▶ [Written exercise 1]: Duplicate the passage of the PopcornNotify thread starting at "For anyone who" and ending at "this (admittedly naive)".

▶ [Document extract]:
※ ※ ※

PopcornNotify – Send simple emails and text messages from one API - FriedPickles
https://popcornnotify.com/
======
ollerac
Although I truly think this is a fantastic product, both in the simplicity of
the offering and the simplicity of the API, I was a little concerned about
being able to use my own domain and phone number when sending messages, for
the sake of building trust with my users. Also, I (selfishly, perhaps) have
more faith in the reliability of an established service than something
recently launched.

For anyone who has similar concerns and wants to use something more
customizable and reliable like Mailgun/Twilio, but wants access to the same
elegant API showcased here, you can use something like this (admittedly naive)

※ ※ ※

▶ [Excerpted data]:
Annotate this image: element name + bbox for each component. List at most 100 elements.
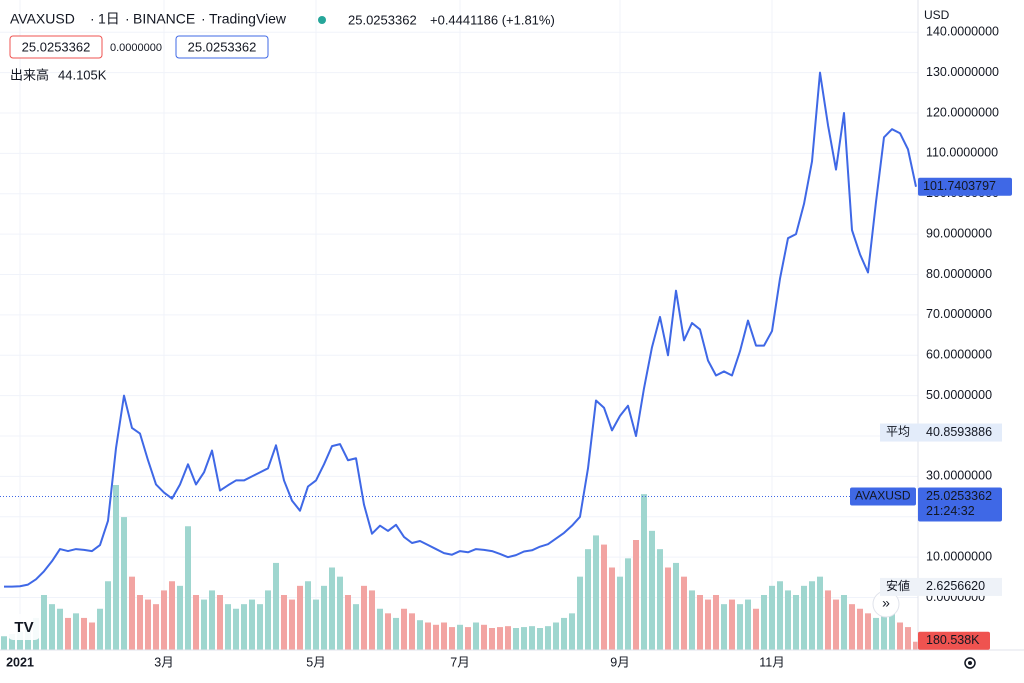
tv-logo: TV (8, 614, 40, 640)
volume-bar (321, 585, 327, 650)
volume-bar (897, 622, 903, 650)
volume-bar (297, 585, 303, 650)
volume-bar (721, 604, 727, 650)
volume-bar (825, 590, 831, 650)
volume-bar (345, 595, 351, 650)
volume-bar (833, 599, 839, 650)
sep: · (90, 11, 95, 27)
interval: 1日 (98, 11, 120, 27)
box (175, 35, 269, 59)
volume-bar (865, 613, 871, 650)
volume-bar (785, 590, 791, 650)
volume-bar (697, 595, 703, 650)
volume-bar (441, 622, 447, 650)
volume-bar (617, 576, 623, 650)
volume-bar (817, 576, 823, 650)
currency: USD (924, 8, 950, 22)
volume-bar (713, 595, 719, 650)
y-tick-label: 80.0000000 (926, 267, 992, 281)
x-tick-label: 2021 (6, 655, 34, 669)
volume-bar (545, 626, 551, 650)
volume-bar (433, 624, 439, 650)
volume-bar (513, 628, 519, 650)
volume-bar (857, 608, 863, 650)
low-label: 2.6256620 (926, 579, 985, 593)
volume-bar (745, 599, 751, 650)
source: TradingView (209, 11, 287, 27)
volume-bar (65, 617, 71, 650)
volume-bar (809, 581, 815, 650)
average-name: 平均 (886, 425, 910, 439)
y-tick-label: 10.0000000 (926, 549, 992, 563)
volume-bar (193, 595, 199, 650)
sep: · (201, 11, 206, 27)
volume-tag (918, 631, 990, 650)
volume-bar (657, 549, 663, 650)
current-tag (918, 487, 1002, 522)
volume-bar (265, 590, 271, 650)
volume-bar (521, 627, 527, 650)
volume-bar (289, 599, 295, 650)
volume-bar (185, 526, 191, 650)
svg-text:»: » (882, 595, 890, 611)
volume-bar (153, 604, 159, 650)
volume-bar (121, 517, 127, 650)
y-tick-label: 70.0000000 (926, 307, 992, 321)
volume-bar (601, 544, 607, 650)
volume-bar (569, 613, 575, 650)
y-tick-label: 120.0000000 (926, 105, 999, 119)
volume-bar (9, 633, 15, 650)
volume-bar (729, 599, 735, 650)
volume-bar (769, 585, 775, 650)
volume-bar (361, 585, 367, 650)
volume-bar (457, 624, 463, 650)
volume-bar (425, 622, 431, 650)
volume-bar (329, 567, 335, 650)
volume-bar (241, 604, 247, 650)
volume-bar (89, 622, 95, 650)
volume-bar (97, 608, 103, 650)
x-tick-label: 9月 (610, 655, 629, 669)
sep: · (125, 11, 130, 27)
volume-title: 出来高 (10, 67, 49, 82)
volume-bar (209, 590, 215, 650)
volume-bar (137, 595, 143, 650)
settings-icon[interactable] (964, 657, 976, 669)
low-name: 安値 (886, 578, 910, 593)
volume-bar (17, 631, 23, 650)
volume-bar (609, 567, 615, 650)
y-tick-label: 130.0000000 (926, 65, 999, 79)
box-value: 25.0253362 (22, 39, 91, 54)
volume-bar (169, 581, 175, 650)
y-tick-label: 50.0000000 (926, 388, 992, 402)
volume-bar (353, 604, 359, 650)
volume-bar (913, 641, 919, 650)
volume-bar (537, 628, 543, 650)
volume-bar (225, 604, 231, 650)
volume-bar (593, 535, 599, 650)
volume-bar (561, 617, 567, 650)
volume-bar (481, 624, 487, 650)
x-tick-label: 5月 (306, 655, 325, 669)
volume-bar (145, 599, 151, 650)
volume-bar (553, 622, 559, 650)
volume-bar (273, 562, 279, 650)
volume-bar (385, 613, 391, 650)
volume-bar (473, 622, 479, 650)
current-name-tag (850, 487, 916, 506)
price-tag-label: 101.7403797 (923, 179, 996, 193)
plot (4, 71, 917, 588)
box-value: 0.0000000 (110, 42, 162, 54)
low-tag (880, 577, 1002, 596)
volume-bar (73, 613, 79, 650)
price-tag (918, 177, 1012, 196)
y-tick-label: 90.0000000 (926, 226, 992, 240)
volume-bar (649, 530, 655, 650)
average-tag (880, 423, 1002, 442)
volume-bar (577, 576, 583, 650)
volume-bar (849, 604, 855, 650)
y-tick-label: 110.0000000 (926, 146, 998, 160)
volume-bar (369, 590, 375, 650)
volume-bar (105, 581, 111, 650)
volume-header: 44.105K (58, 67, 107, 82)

※ ※ ※

▶ [Written exercise 2]: Set down the lines of the records exactly as they appear, starting at the line that contains "tv-logo: TV (8, 614, 40, 640)" and ending at the line that contains "595, 890, 611)", with both of those lines included.

▶ [Task result 1]:
For anyone who has similar concerns and wants to use something more
customizable and reliable like Mailgun/Twilio, but wants access to the same
elegant API showcased here, you can use something like this (admittedly naive)

▶ [Task result 2]:
tv-logo: TV (8, 614, 40, 640)
volume-bar (321, 585, 327, 650)
volume-bar (897, 622, 903, 650)
volume-bar (297, 585, 303, 650)
volume-bar (721, 604, 727, 650)
volume-bar (825, 590, 831, 650)
volume-bar (345, 595, 351, 650)
volume-bar (833, 599, 839, 650)
sep: · (90, 11, 95, 27)
interval: 1日 (98, 11, 120, 27)
box (175, 35, 269, 59)
volume-bar (865, 613, 871, 650)
volume-bar (785, 590, 791, 650)
volume-bar (697, 595, 703, 650)
volume-bar (441, 622, 447, 650)
volume-bar (617, 576, 623, 650)
volume-bar (817, 576, 823, 650)
currency: USD (924, 8, 950, 22)
volume-bar (713, 595, 719, 650)
y-tick-label: 80.0000000 (926, 267, 992, 281)
x-tick-label: 2021 (6, 655, 34, 669)
volume-bar (545, 626, 551, 650)
volume-bar (433, 624, 439, 650)
volume-bar (513, 628, 519, 650)
volume-bar (857, 608, 863, 650)
low-label: 2.6256620 (926, 579, 985, 593)
volume-bar (745, 599, 751, 650)
source: TradingView (209, 11, 287, 27)
volume-bar (65, 617, 71, 650)
volume-bar (809, 581, 815, 650)
average-name: 平均 (886, 425, 910, 439)
y-tick-label: 10.0000000 (926, 549, 992, 563)
volume-bar (193, 595, 199, 650)
sep: · (201, 11, 206, 27)
volume-tag (918, 631, 990, 650)
volume-bar (657, 549, 663, 650)
current-tag (918, 487, 1002, 522)
volume-bar (265, 590, 271, 650)
volume-bar (521, 627, 527, 650)
volume-bar (289, 599, 295, 650)
volume-bar (185, 526, 191, 650)
svg-text:»: » (882, 595, 890, 611)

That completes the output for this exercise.